• [Exercise input]:

------------------------

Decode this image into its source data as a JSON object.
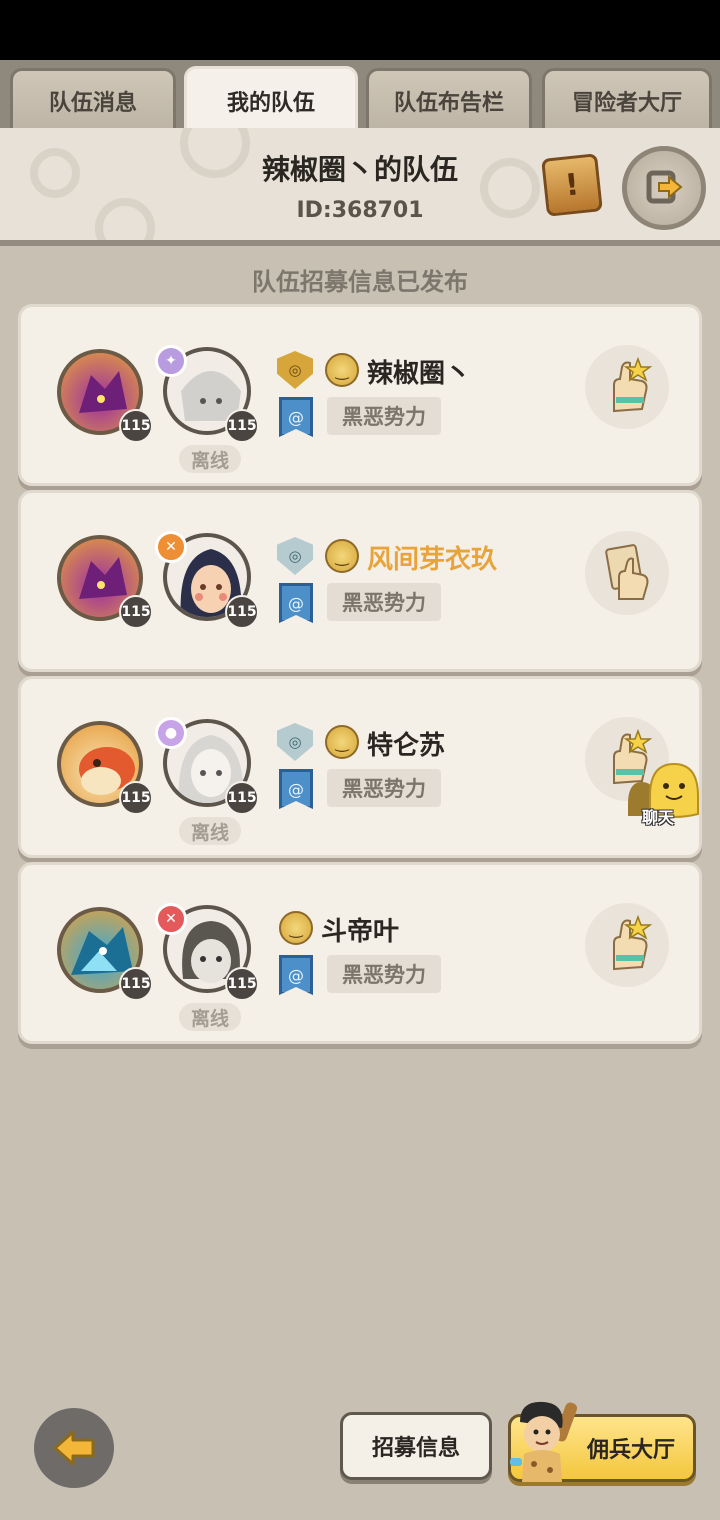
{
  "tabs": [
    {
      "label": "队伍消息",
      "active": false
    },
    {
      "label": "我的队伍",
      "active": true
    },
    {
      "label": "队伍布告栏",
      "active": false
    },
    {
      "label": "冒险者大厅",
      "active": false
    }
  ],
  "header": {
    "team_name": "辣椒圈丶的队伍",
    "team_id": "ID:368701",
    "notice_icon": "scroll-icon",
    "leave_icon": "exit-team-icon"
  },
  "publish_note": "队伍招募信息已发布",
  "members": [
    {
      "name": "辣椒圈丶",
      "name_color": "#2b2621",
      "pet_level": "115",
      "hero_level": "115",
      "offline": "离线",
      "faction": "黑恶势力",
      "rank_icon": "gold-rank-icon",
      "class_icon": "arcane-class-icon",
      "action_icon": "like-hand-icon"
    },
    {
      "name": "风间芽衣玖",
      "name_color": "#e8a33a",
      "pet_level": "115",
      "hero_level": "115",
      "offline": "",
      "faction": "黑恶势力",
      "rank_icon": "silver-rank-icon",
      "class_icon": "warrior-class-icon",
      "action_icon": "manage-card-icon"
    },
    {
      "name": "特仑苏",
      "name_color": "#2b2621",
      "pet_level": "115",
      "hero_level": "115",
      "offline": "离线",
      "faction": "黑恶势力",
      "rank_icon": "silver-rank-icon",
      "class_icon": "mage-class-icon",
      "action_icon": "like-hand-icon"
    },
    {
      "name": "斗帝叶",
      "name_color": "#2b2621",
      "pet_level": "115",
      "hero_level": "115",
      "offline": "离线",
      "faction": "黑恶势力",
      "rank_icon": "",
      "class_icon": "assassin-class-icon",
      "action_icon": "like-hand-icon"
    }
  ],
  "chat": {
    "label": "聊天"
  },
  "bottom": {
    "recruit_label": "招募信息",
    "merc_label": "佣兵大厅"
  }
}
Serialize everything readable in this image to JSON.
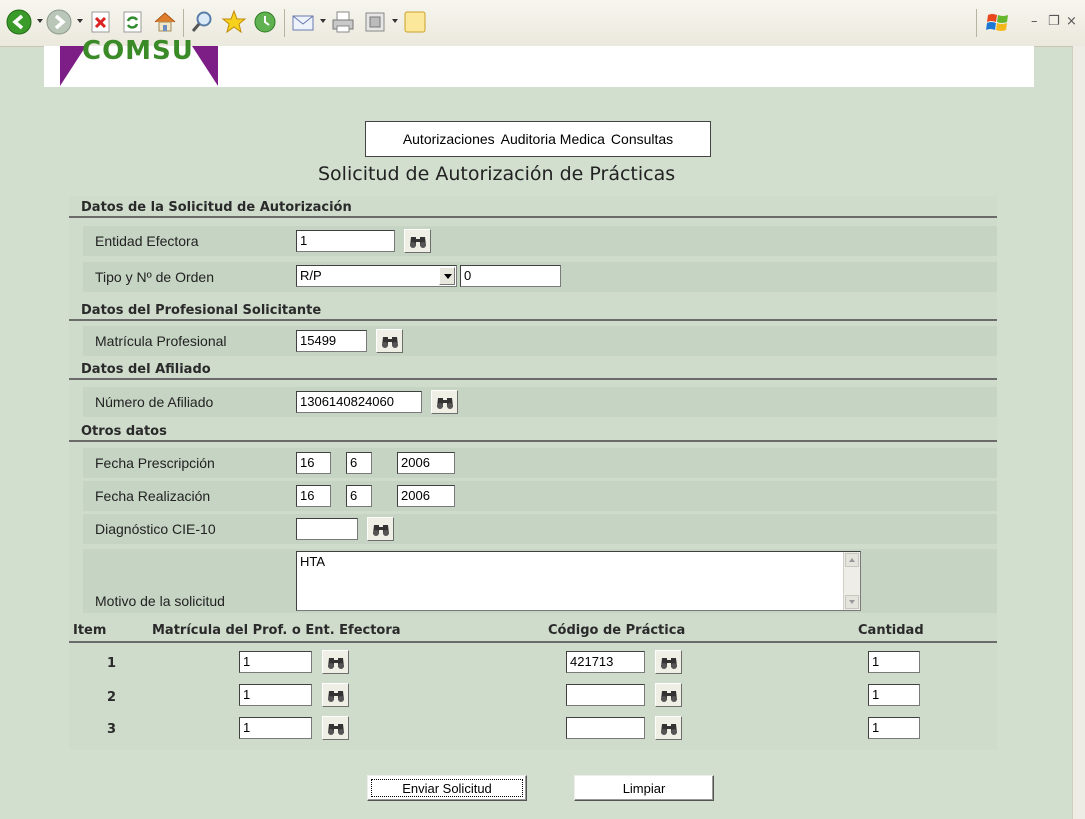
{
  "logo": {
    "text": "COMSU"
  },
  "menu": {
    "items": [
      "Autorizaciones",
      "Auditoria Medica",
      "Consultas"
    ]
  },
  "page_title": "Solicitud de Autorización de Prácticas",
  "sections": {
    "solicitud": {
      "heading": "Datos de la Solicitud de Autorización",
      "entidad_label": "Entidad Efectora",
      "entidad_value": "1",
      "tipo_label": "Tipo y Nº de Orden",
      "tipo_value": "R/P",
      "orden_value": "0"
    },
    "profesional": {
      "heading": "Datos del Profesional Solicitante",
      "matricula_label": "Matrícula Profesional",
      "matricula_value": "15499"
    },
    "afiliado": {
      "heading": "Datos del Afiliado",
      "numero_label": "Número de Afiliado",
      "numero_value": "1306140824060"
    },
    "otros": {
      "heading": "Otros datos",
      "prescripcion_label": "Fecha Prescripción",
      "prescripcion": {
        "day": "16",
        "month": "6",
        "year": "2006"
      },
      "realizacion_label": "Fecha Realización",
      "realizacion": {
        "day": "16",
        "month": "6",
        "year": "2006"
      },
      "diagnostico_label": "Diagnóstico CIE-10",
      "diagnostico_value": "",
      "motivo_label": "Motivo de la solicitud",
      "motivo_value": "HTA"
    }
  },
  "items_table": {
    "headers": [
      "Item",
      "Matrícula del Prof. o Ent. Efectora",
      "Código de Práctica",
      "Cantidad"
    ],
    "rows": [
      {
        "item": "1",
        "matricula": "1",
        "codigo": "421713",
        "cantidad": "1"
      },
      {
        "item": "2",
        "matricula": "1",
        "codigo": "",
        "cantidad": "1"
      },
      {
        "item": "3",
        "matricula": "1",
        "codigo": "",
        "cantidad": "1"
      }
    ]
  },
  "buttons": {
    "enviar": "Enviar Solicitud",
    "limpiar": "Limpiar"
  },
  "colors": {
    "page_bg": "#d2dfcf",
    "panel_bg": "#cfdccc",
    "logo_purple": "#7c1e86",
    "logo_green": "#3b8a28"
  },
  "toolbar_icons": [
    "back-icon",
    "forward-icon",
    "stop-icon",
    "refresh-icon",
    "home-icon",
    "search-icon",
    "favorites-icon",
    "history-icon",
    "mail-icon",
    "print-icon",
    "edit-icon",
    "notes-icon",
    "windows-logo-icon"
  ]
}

------------------------

• [What to work on]: Extract all lines that hold the word "this".

• [Result of the task]:
Decode this image into its source data as a JSON object.
Serialize everything readable in this image to JSON.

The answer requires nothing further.